Working data:
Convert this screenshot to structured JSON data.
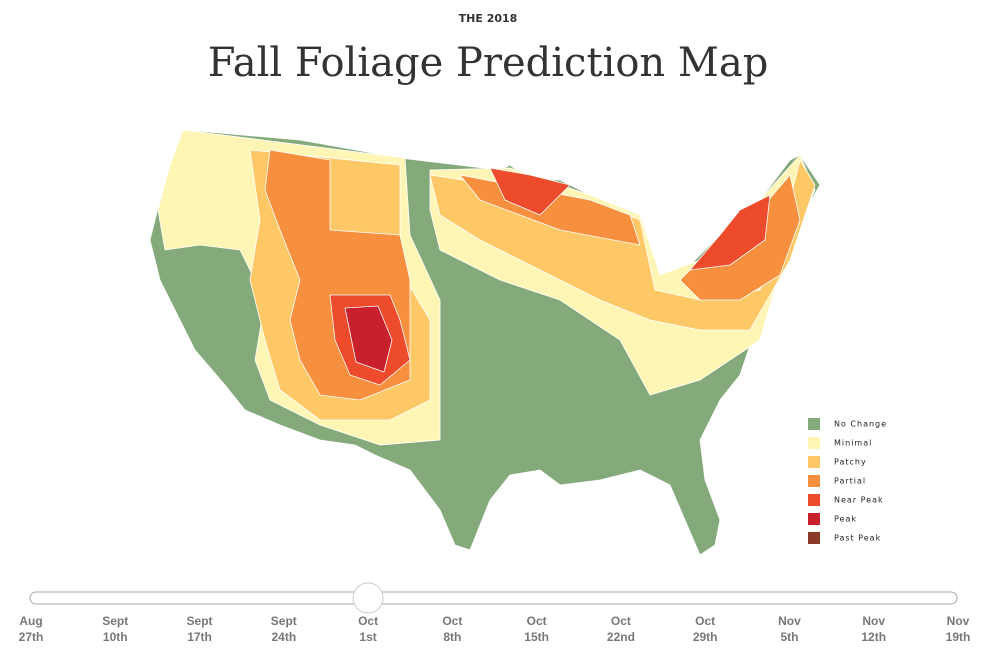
{
  "header": {
    "kicker": "THE 2018",
    "title": "Fall Foliage Prediction Map"
  },
  "legend": [
    {
      "name": "No Change",
      "color": "#84a97b"
    },
    {
      "name": "Minimal",
      "color": "#fff5b5"
    },
    {
      "name": "Patchy",
      "color": "#fdc865"
    },
    {
      "name": "Partial",
      "color": "#f6903f"
    },
    {
      "name": "Near Peak",
      "color": "#ed4b2c"
    },
    {
      "name": "Peak",
      "color": "#c8202c"
    },
    {
      "name": "Past Peak",
      "color": "#8b3a28"
    }
  ],
  "slider": {
    "selected": 4,
    "ticks": [
      {
        "month": "Aug",
        "day": "27th"
      },
      {
        "month": "Sept",
        "day": "10th"
      },
      {
        "month": "Sept",
        "day": "17th"
      },
      {
        "month": "Sept",
        "day": "24th"
      },
      {
        "month": "Oct",
        "day": "1st"
      },
      {
        "month": "Oct",
        "day": "8th"
      },
      {
        "month": "Oct",
        "day": "15th"
      },
      {
        "month": "Oct",
        "day": "22nd"
      },
      {
        "month": "Oct",
        "day": "29th"
      },
      {
        "month": "Nov",
        "day": "5th"
      },
      {
        "month": "Nov",
        "day": "12th"
      },
      {
        "month": "Nov",
        "day": "19th"
      }
    ]
  }
}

Stated task: Quote every entry exactly, with the pictures omitted.

Solution to this exercise:
Convert this screenshot to structured JSON data.
{
  "header": {
    "kicker": "THE 2018",
    "title": "Fall Foliage Prediction Map"
  },
  "legend": [
    {
      "name": "No Change",
      "color": "#84a97b"
    },
    {
      "name": "Minimal",
      "color": "#fff5b5"
    },
    {
      "name": "Patchy",
      "color": "#fdc865"
    },
    {
      "name": "Partial",
      "color": "#f6903f"
    },
    {
      "name": "Near Peak",
      "color": "#ed4b2c"
    },
    {
      "name": "Peak",
      "color": "#c8202c"
    },
    {
      "name": "Past Peak",
      "color": "#8b3a28"
    }
  ],
  "slider": {
    "selected": 4,
    "ticks": [
      {
        "month": "Aug",
        "day": "27th"
      },
      {
        "month": "Sept",
        "day": "10th"
      },
      {
        "month": "Sept",
        "day": "17th"
      },
      {
        "month": "Sept",
        "day": "24th"
      },
      {
        "month": "Oct",
        "day": "1st"
      },
      {
        "month": "Oct",
        "day": "8th"
      },
      {
        "month": "Oct",
        "day": "15th"
      },
      {
        "month": "Oct",
        "day": "22nd"
      },
      {
        "month": "Oct",
        "day": "29th"
      },
      {
        "month": "Nov",
        "day": "5th"
      },
      {
        "month": "Nov",
        "day": "12th"
      },
      {
        "month": "Nov",
        "day": "19th"
      }
    ]
  }
}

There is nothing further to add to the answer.